### Aim
Locate and copy each line in the data that contains the word "pidettiin".

### Data in this exercise
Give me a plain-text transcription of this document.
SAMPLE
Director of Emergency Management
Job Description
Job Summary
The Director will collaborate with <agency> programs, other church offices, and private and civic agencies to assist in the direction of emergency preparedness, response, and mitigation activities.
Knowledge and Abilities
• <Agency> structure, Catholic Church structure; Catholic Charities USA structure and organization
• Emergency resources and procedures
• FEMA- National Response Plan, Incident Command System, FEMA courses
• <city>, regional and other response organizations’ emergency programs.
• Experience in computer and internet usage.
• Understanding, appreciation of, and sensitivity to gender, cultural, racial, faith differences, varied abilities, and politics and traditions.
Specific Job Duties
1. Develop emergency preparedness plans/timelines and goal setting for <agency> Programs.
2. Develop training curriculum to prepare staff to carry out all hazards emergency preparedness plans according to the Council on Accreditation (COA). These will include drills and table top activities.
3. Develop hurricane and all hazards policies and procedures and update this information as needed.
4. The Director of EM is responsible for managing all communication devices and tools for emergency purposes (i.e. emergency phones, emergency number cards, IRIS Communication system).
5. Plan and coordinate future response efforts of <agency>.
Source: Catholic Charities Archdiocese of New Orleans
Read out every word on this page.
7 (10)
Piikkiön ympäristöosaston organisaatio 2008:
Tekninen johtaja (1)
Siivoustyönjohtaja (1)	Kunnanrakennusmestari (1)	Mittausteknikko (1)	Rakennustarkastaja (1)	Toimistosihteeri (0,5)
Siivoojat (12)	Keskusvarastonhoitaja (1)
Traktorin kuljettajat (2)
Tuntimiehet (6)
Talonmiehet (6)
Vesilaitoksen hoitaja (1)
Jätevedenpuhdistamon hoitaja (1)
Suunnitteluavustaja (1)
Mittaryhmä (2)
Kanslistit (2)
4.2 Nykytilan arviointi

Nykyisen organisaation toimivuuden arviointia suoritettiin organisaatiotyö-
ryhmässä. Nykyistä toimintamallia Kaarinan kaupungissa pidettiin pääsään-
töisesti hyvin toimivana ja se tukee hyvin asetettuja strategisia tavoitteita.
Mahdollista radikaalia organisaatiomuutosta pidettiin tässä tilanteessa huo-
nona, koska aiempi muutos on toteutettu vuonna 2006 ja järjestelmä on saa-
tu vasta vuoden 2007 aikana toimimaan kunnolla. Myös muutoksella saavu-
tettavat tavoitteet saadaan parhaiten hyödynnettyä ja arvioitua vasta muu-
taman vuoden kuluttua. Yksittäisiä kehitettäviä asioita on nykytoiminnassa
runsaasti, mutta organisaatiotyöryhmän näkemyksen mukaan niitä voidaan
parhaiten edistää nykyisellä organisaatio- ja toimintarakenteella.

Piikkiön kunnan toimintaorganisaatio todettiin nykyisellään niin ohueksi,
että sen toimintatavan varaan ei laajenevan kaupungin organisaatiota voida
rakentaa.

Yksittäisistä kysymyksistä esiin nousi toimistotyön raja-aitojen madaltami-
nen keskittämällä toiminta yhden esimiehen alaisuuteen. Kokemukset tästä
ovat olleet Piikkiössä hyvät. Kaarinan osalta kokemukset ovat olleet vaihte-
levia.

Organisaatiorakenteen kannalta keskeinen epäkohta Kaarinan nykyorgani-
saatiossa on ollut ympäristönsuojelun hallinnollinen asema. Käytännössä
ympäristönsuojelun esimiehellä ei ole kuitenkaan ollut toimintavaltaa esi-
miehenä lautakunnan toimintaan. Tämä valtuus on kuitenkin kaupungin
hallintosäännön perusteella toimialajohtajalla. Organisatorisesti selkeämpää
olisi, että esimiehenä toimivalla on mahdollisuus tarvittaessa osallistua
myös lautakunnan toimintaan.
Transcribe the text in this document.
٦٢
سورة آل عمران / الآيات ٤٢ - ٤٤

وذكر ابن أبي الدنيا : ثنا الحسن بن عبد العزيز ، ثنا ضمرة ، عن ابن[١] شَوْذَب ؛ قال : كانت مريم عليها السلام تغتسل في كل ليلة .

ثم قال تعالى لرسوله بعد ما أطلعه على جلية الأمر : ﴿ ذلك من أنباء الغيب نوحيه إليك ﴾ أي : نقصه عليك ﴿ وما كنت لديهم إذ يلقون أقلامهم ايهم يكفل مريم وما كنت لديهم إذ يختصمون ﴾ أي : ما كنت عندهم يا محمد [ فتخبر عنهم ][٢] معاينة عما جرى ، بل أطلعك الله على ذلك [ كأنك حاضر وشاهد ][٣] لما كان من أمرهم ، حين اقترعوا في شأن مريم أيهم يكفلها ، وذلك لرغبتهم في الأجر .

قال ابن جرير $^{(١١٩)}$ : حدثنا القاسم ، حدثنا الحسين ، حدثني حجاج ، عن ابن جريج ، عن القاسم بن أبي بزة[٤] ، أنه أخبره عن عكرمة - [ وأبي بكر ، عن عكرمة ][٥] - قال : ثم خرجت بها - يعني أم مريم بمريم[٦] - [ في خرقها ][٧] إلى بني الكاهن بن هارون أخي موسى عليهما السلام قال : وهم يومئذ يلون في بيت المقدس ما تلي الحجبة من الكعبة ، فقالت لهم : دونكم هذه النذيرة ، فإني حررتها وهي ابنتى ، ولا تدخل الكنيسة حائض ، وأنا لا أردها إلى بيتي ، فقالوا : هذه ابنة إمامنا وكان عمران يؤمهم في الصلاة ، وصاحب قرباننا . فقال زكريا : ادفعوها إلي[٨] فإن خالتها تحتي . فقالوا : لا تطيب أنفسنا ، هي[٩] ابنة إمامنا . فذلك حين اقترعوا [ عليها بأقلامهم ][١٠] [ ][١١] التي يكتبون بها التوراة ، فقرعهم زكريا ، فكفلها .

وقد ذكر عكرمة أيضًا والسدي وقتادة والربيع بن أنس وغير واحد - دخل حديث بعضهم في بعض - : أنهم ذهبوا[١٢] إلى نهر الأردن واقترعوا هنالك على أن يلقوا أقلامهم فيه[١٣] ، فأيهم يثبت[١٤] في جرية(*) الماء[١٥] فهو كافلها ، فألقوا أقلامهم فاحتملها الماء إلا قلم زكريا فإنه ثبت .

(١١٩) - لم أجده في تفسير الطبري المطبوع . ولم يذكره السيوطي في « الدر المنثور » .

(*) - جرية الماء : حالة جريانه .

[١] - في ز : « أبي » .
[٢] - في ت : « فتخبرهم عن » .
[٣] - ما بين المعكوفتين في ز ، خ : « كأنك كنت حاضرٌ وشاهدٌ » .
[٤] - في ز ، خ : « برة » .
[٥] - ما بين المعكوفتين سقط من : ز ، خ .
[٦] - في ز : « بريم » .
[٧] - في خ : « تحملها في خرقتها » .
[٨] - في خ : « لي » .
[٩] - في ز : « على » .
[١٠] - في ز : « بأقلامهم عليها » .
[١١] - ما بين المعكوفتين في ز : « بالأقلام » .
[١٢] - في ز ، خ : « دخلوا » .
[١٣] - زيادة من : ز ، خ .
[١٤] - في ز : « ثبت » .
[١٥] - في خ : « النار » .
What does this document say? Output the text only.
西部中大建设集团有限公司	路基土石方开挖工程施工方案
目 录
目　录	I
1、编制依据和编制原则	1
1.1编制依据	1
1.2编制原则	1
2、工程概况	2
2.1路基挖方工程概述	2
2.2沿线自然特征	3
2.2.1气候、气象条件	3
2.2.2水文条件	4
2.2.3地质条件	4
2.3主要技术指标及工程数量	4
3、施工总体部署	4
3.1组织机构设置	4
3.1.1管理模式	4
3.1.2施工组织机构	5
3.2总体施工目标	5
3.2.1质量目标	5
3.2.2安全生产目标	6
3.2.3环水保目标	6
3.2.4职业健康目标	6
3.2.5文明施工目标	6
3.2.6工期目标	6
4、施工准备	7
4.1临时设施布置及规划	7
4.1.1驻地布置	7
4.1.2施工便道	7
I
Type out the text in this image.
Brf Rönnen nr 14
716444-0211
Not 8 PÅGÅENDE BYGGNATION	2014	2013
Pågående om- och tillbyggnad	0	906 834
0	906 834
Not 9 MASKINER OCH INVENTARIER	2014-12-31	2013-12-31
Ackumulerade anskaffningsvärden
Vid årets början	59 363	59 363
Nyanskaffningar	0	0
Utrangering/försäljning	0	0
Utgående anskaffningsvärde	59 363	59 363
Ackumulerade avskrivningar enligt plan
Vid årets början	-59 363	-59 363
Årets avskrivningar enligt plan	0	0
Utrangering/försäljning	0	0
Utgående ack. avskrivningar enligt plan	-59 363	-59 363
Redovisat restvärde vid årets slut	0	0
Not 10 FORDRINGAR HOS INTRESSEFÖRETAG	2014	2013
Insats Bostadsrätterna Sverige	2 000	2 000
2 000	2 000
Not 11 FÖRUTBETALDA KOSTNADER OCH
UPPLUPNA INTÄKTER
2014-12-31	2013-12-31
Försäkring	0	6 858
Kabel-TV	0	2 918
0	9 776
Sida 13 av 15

### Result below
ryhmässä. Nykyistä toimintamallia Kaarinan kaupungissa pidettiin pääsään-
Mahdollista radikaalia organisaatiomuutosta pidettiin tässä tilanteessa huo-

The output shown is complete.